Goal => Identify every line in the records below that contains the word "genotype", and reproduce each one.
-- START Data lines --
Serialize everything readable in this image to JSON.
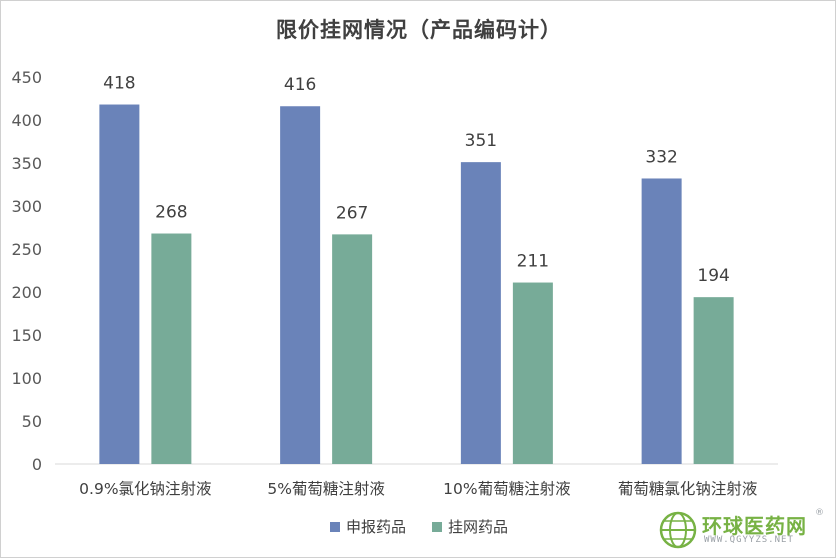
{
  "chart_data": {
    "type": "bar",
    "title": "限价挂网情况（产品编码计）",
    "categories": [
      "0.9%氯化钠注射液",
      "5%葡萄糖注射液",
      "10%葡萄糖注射液",
      "葡萄糖氯化钠注射液"
    ],
    "series": [
      {
        "name": "申报药品",
        "values": [
          418,
          416,
          351,
          332
        ],
        "color": "#6a83b9"
      },
      {
        "name": "挂网药品",
        "values": [
          268,
          267,
          211,
          194
        ],
        "color": "#77ab98"
      }
    ],
    "ylim": [
      0,
      450
    ],
    "yticks": [
      0,
      50,
      100,
      150,
      200,
      250,
      300,
      350,
      400,
      450
    ],
    "grid": false,
    "legend_position": "bottom"
  },
  "watermark": {
    "name": "环球医药网",
    "url": "WWW.QGYYZS.NET",
    "reg": "®"
  }
}
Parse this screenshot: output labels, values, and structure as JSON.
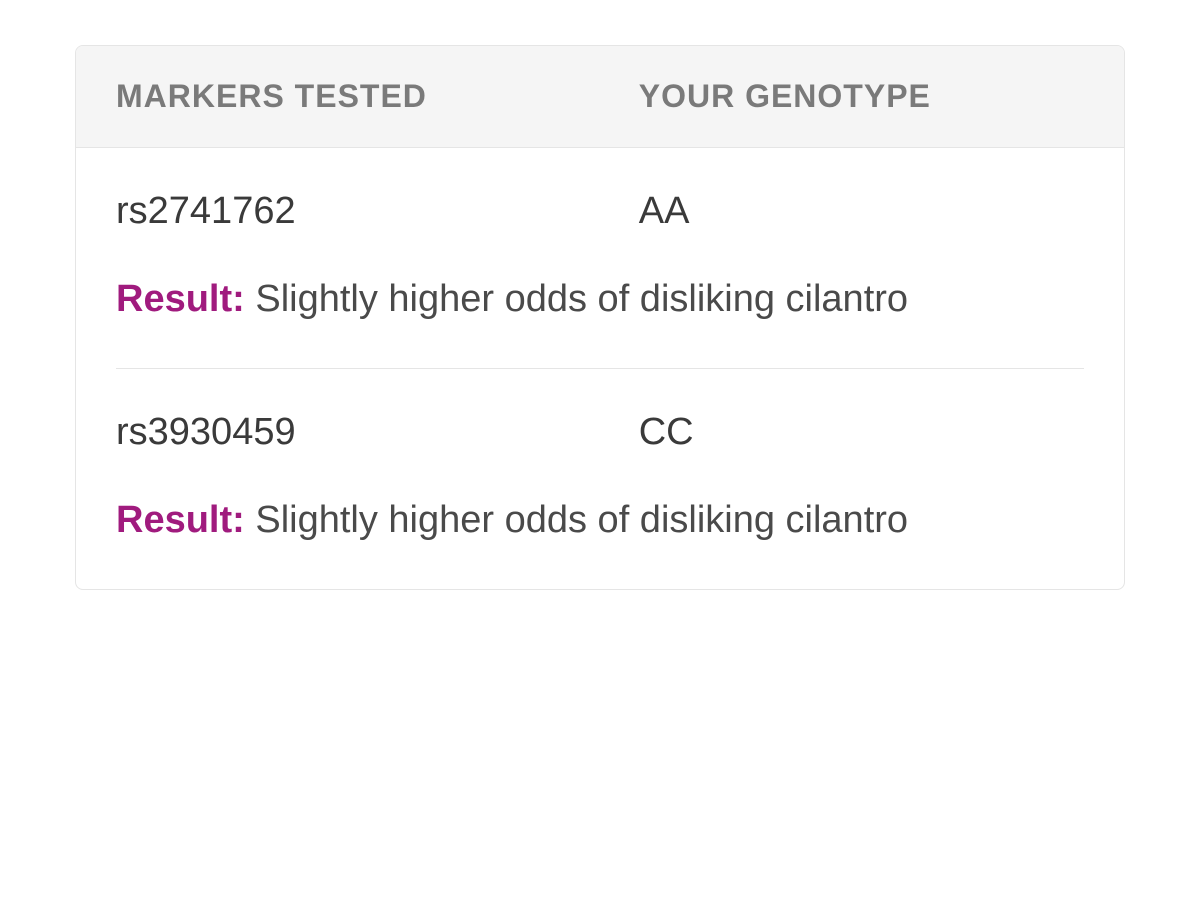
{
  "table": {
    "headers": {
      "markers": "MARKERS TESTED",
      "genotype": "YOUR GENOTYPE"
    },
    "rows": [
      {
        "marker": "rs2741762",
        "genotype": "AA",
        "result_label": "Result:",
        "result_text": " Slightly higher odds of disliking cilantro"
      },
      {
        "marker": "rs3930459",
        "genotype": "CC",
        "result_label": "Result:",
        "result_text": " Slightly higher odds of disliking cilantro"
      }
    ]
  },
  "styling": {
    "colors": {
      "header_bg": "#f5f5f5",
      "header_text": "#7a7a7a",
      "border": "#e5e5e5",
      "body_text": "#4a4a4a",
      "marker_text": "#3a3a3a",
      "result_label": "#a01b7e",
      "background": "#ffffff"
    },
    "typography": {
      "header_fontsize": 32,
      "header_fontweight": 700,
      "body_fontsize": 38,
      "body_fontweight": 400,
      "result_label_fontweight": 700
    },
    "layout": {
      "border_radius": 8,
      "marker_column_width_pct": 54
    }
  }
}
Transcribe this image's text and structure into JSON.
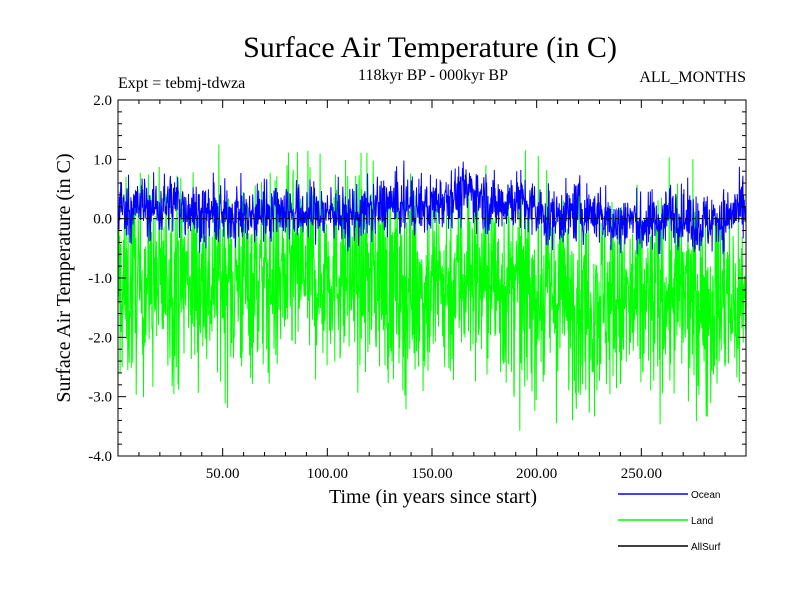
{
  "chart_data": {
    "type": "line",
    "title": "Surface Air Temperature (in C)",
    "subtitle": "118kyr BP - 000kyr BP",
    "experiment_label": "Expt = tebmj-tdwza",
    "months_label": "ALL_MONTHS",
    "xlabel": "Time (in years since start)",
    "ylabel": "Surface Air Temperature (in C)",
    "xlim": [
      0,
      300
    ],
    "ylim": [
      -4.0,
      2.0
    ],
    "x_ticks": [
      50,
      100,
      150,
      200,
      250
    ],
    "x_tick_labels": [
      "50.00",
      "100.00",
      "150.00",
      "200.00",
      "250.00"
    ],
    "y_ticks": [
      -4,
      -3,
      -2,
      -1,
      0,
      1,
      2
    ],
    "y_tick_labels": [
      "-4.0",
      "-3.0",
      "-2.0",
      "-1.0",
      "0.0",
      "1.0",
      "2.0"
    ],
    "series": [
      {
        "name": "Ocean",
        "color": "#0000ff",
        "mean": 0.2,
        "range": [
          -0.6,
          1.1
        ]
      },
      {
        "name": "Land",
        "color": "#00ff00",
        "mean": -1.2,
        "range": [
          -3.9,
          1.4
        ]
      },
      {
        "name": "AllSurf",
        "color": "#000000",
        "mean": 0.0,
        "range": [
          0.0,
          0.0
        ]
      }
    ],
    "legend_position": "bottom-right"
  }
}
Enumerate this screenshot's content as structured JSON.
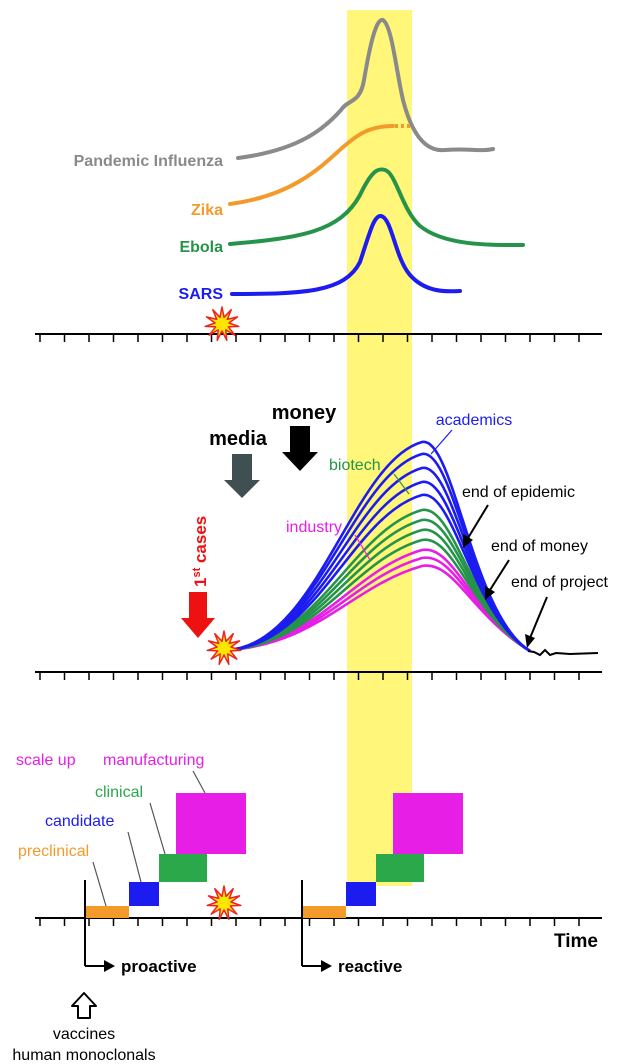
{
  "colors": {
    "highlight": "#fff67a",
    "influenza": "#8a8a8a",
    "zika": "#f39a2b",
    "ebola": "#25944a",
    "sars": "#1c1cf0",
    "academics": "#1c1cf0",
    "biotech": "#25944a",
    "industry": "#e61ee6",
    "first_cases": "#ee1111",
    "media_arrow": "#3f4f52",
    "money_arrow": "#000000",
    "preclinical": "#f39a2b",
    "candidate": "#1c1cf0",
    "clinical": "#2aa84a",
    "manufacturing": "#e61ee6"
  },
  "panel_top": {
    "labels": {
      "influenza": "Pandemic Influenza",
      "zika": "Zika",
      "ebola": "Ebola",
      "sars": "SARS"
    }
  },
  "panel_mid": {
    "money": "money",
    "media": "media",
    "first_cases_base": "1",
    "first_cases_sup": "st",
    "first_cases_rest": " cases",
    "academics": "academics",
    "biotech": "biotech",
    "industry": "industry",
    "end_epidemic": "end of epidemic",
    "end_money": "end of money",
    "end_project": "end of project"
  },
  "panel_bottom": {
    "scale_up": "scale up",
    "manufacturing": "manufacturing",
    "clinical": "clinical",
    "candidate": "candidate",
    "preclinical": "preclinical",
    "time": "Time",
    "proactive": "proactive",
    "reactive": "reactive",
    "vaccines": "vaccines",
    "monoclonals": "human monoclonals"
  }
}
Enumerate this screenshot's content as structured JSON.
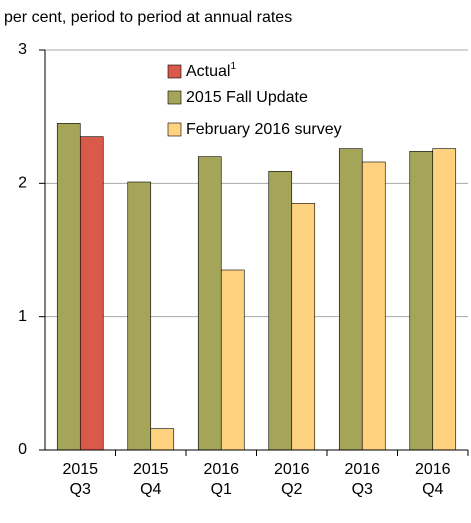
{
  "chart_data": {
    "type": "bar",
    "y_label": "per cent, period to period at annual rates",
    "categories": [
      [
        "2015",
        "Q3"
      ],
      [
        "2015",
        "Q4"
      ],
      [
        "2016",
        "Q1"
      ],
      [
        "2016",
        "Q2"
      ],
      [
        "2016",
        "Q3"
      ],
      [
        "2016",
        "Q4"
      ]
    ],
    "series": [
      {
        "name": "Actual",
        "footnote": "1",
        "color": "#d9594a",
        "slot": 1,
        "values": [
          2.35,
          null,
          null,
          null,
          null,
          null
        ]
      },
      {
        "name": "2015 Fall Update",
        "color": "#a5a55a",
        "slot": 0,
        "values": [
          2.45,
          2.01,
          2.2,
          2.09,
          2.26,
          2.24
        ]
      },
      {
        "name": "February 2016 survey",
        "color": "#ffd27f",
        "slot": 1,
        "values": [
          null,
          0.16,
          1.35,
          1.85,
          2.16,
          2.26
        ]
      }
    ],
    "ylim": [
      0,
      3
    ],
    "yticks": [
      0,
      1,
      2,
      3
    ],
    "grid": true
  }
}
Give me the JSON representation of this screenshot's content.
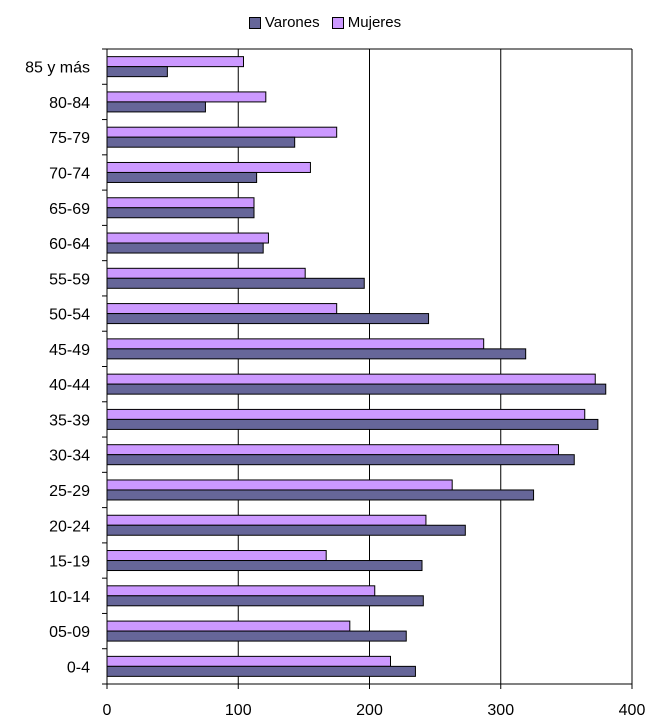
-- END Data lines --
Correct result =>
      "genotype": "YOUR GENOTYPE"
        "genotype": "AA",
        "genotype": "CC",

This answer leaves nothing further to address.